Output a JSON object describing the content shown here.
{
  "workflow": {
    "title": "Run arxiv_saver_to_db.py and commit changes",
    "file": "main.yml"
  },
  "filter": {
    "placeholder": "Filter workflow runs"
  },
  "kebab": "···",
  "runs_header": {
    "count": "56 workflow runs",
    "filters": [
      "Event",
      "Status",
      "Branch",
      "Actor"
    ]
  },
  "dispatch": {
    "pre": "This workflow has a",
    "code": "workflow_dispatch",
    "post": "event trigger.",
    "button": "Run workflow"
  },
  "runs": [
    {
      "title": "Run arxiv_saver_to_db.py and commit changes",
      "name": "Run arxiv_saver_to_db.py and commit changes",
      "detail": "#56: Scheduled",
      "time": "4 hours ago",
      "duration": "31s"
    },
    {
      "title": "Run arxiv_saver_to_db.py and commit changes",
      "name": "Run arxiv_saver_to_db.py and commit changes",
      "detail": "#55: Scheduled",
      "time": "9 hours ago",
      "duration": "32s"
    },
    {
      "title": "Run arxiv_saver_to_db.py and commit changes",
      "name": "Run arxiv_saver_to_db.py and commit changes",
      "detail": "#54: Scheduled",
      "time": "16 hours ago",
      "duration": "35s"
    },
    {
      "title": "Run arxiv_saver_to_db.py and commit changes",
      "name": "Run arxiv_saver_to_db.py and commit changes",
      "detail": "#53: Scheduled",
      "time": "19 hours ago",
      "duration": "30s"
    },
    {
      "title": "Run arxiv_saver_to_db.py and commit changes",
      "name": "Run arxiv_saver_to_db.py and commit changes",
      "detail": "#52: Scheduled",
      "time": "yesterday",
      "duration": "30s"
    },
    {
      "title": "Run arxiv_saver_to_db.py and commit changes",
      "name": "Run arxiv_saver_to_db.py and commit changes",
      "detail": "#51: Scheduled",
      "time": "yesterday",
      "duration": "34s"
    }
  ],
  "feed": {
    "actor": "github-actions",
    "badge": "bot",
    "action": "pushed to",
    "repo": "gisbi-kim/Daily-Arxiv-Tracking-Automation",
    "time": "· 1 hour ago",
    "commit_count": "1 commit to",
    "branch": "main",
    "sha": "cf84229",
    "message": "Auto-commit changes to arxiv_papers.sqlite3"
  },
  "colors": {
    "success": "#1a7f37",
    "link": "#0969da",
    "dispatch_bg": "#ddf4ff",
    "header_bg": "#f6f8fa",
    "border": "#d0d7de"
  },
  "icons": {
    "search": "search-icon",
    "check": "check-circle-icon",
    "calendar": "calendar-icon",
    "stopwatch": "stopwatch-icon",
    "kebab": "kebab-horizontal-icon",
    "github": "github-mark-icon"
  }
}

- - -

_OBJECTIVE_
Return the material in full, exactly as shown.

_RESPONSE TO THE EXERCISE_
Output a JSON object describing the content shown here.
{
  "workflow": {
    "title": "Run arxiv_saver_to_db.py and commit changes",
    "file": "main.yml"
  },
  "filter": {
    "placeholder": "Filter workflow runs"
  },
  "kebab": "···",
  "runs_header": {
    "count": "56 workflow runs",
    "filters": [
      "Event",
      "Status",
      "Branch",
      "Actor"
    ]
  },
  "dispatch": {
    "pre": "This workflow has a",
    "code": "workflow_dispatch",
    "post": "event trigger.",
    "button": "Run workflow"
  },
  "runs": [
    {
      "title": "Run arxiv_saver_to_db.py and commit changes",
      "name": "Run arxiv_saver_to_db.py and commit changes",
      "detail": "#56: Scheduled",
      "time": "4 hours ago",
      "duration": "31s"
    },
    {
      "title": "Run arxiv_saver_to_db.py and commit changes",
      "name": "Run arxiv_saver_to_db.py and commit changes",
      "detail": "#55: Scheduled",
      "time": "9 hours ago",
      "duration": "32s"
    },
    {
      "title": "Run arxiv_saver_to_db.py and commit changes",
      "name": "Run arxiv_saver_to_db.py and commit changes",
      "detail": "#54: Scheduled",
      "time": "16 hours ago",
      "duration": "35s"
    },
    {
      "title": "Run arxiv_saver_to_db.py and commit changes",
      "name": "Run arxiv_saver_to_db.py and commit changes",
      "detail": "#53: Scheduled",
      "time": "19 hours ago",
      "duration": "30s"
    },
    {
      "title": "Run arxiv_saver_to_db.py and commit changes",
      "name": "Run arxiv_saver_to_db.py and commit changes",
      "detail": "#52: Scheduled",
      "time": "yesterday",
      "duration": "30s"
    },
    {
      "title": "Run arxiv_saver_to_db.py and commit changes",
      "name": "Run arxiv_saver_to_db.py and commit changes",
      "detail": "#51: Scheduled",
      "time": "yesterday",
      "duration": "34s"
    }
  ],
  "feed": {
    "actor": "github-actions",
    "badge": "bot",
    "action": "pushed to",
    "repo": "gisbi-kim/Daily-Arxiv-Tracking-Automation",
    "time": "· 1 hour ago",
    "commit_count": "1 commit to",
    "branch": "main",
    "sha": "cf84229",
    "message": "Auto-commit changes to arxiv_papers.sqlite3"
  },
  "colors": {
    "success": "#1a7f37",
    "link": "#0969da",
    "dispatch_bg": "#ddf4ff",
    "header_bg": "#f6f8fa",
    "border": "#d0d7de"
  },
  "icons": {
    "search": "search-icon",
    "check": "check-circle-icon",
    "calendar": "calendar-icon",
    "stopwatch": "stopwatch-icon",
    "kebab": "kebab-horizontal-icon",
    "github": "github-mark-icon"
  }
}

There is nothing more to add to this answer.